INPUT DATA:
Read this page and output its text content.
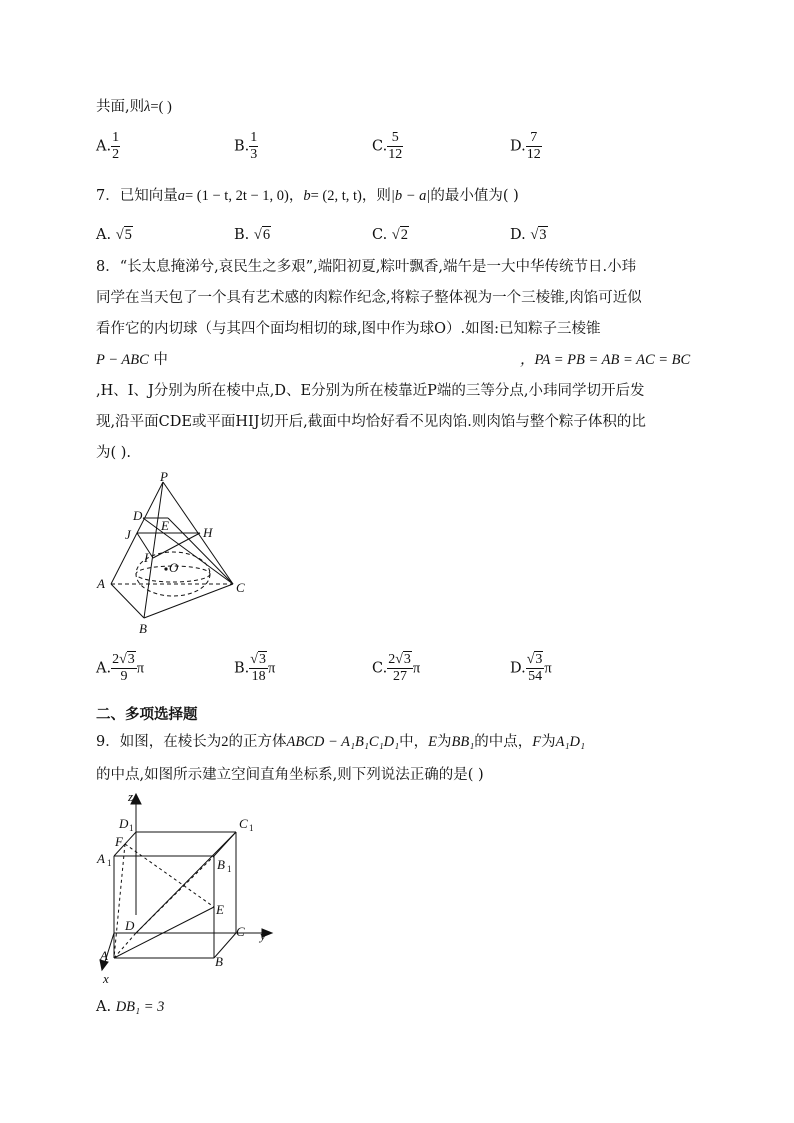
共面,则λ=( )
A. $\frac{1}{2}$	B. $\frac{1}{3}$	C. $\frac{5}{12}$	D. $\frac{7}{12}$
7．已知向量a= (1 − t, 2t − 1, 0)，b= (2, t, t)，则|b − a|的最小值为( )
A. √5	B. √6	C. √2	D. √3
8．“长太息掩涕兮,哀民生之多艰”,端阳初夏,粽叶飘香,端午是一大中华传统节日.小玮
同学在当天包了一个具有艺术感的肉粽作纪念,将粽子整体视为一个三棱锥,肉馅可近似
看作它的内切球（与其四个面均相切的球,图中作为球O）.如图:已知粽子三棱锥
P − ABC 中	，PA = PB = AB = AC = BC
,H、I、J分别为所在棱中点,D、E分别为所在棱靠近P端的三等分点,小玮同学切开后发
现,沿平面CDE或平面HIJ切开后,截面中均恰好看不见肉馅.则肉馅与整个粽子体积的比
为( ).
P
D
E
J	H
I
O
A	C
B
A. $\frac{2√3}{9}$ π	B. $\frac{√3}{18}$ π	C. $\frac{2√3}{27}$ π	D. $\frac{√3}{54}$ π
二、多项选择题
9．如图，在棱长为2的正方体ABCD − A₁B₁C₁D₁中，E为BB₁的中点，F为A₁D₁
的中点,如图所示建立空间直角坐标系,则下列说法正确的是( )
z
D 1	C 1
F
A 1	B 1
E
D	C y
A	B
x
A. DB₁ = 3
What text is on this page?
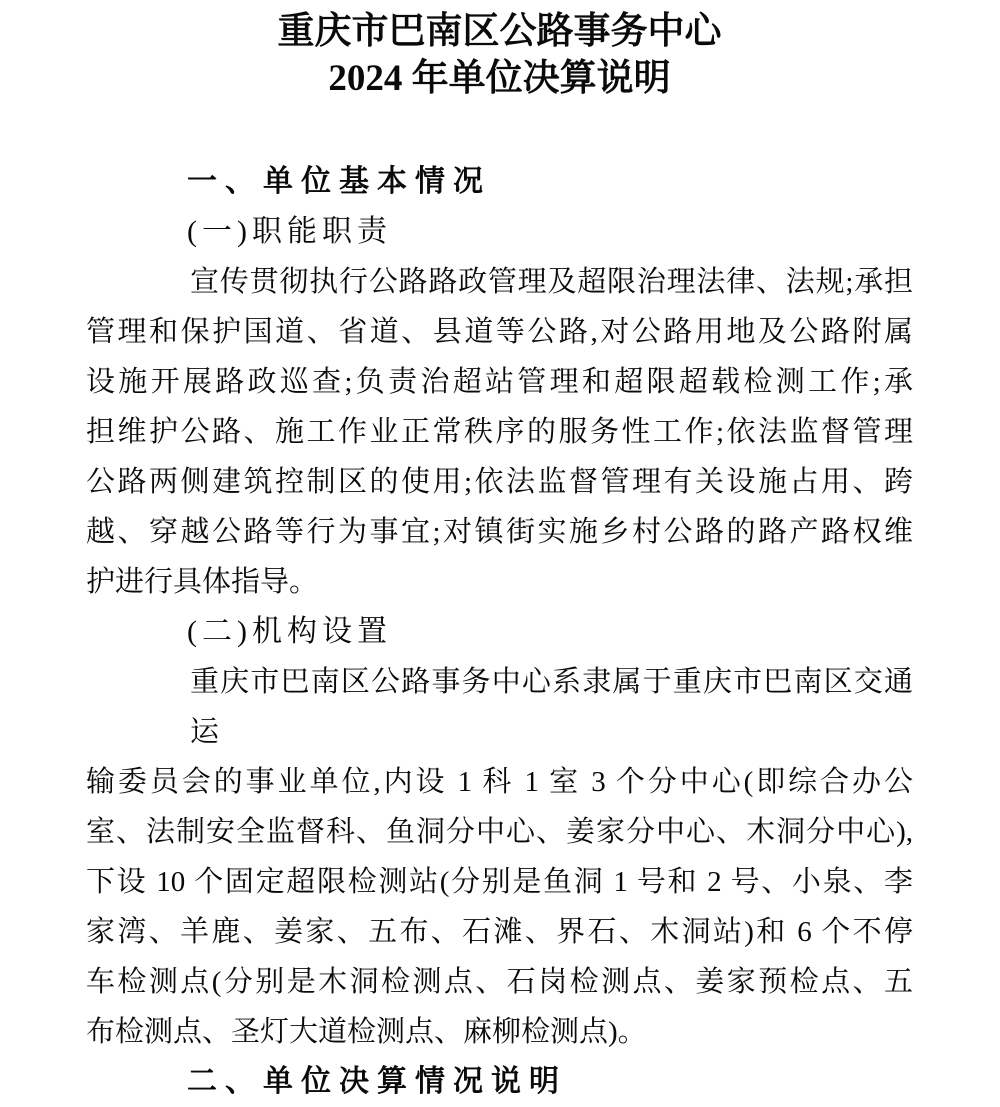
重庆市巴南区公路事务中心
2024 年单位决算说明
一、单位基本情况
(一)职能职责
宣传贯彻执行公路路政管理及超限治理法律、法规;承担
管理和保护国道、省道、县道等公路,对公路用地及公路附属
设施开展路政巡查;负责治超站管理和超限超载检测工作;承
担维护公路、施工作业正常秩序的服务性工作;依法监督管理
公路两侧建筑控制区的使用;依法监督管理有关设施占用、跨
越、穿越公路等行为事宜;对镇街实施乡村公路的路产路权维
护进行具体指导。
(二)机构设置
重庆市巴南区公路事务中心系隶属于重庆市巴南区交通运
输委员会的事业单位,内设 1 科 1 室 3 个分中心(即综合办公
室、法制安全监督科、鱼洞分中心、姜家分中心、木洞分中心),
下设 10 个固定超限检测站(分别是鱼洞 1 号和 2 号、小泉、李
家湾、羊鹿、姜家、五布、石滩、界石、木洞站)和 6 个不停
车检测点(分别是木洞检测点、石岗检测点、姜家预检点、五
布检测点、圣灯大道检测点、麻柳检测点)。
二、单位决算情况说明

WHAT YOU HAVE TO DO: Omit pictures; set down the rest of the material word for word.

SOLUTION TO THIS PROBLEM:
Read this page and output its text content.
共面,则λ=( )
A. $\frac{1}{2}$	B. $\frac{1}{3}$	C. $\frac{5}{12}$	D. $\frac{7}{12}$
7．已知向量a= (1 − t, 2t − 1, 0)，b= (2, t, t)，则|b − a|的最小值为( )
A. √5	B. √6	C. √2	D. √3
8．“长太息掩涕兮,哀民生之多艰”,端阳初夏,粽叶飘香,端午是一大中华传统节日.小玮
同学在当天包了一个具有艺术感的肉粽作纪念,将粽子整体视为一个三棱锥,肉馅可近似
看作它的内切球（与其四个面均相切的球,图中作为球O）.如图:已知粽子三棱锥
P − ABC 中	，PA = PB = AB = AC = BC
,H、I、J分别为所在棱中点,D、E分别为所在棱靠近P端的三等分点,小玮同学切开后发
现,沿平面CDE或平面HIJ切开后,截面中均恰好看不见肉馅.则肉馅与整个粽子体积的比
为( ).
P
D
E
J	H
I
O
A	C
B
A. $\frac{2√3}{9}$ π	B. $\frac{√3}{18}$ π	C. $\frac{2√3}{27}$ π	D. $\frac{√3}{54}$ π
二、多项选择题
9．如图，在棱长为2的正方体ABCD − A₁B₁C₁D₁中，E为BB₁的中点，F为A₁D₁
的中点,如图所示建立空间直角坐标系,则下列说法正确的是( )
z
D 1	C 1
F
A 1	B 1
E
D	C y
A	B
x
A. DB₁ = 3
What text is on this page?
重庆市巴南区公路事务中心
2024 年单位决算说明
一、单位基本情况
(一)职能职责
宣传贯彻执行公路路政管理及超限治理法律、法规;承担
管理和保护国道、省道、县道等公路,对公路用地及公路附属
设施开展路政巡查;负责治超站管理和超限超载检测工作;承
担维护公路、施工作业正常秩序的服务性工作;依法监督管理
公路两侧建筑控制区的使用;依法监督管理有关设施占用、跨
越、穿越公路等行为事宜;对镇街实施乡村公路的路产路权维
护进行具体指导。
(二)机构设置
重庆市巴南区公路事务中心系隶属于重庆市巴南区交通运
输委员会的事业单位,内设 1 科 1 室 3 个分中心(即综合办公
室、法制安全监督科、鱼洞分中心、姜家分中心、木洞分中心),
下设 10 个固定超限检测站(分别是鱼洞 1 号和 2 号、小泉、李
家湾、羊鹿、姜家、五布、石滩、界石、木洞站)和 6 个不停
车检测点(分别是木洞检测点、石岗检测点、姜家预检点、五
布检测点、圣灯大道检测点、麻柳检测点)。
二、单位决算情况说明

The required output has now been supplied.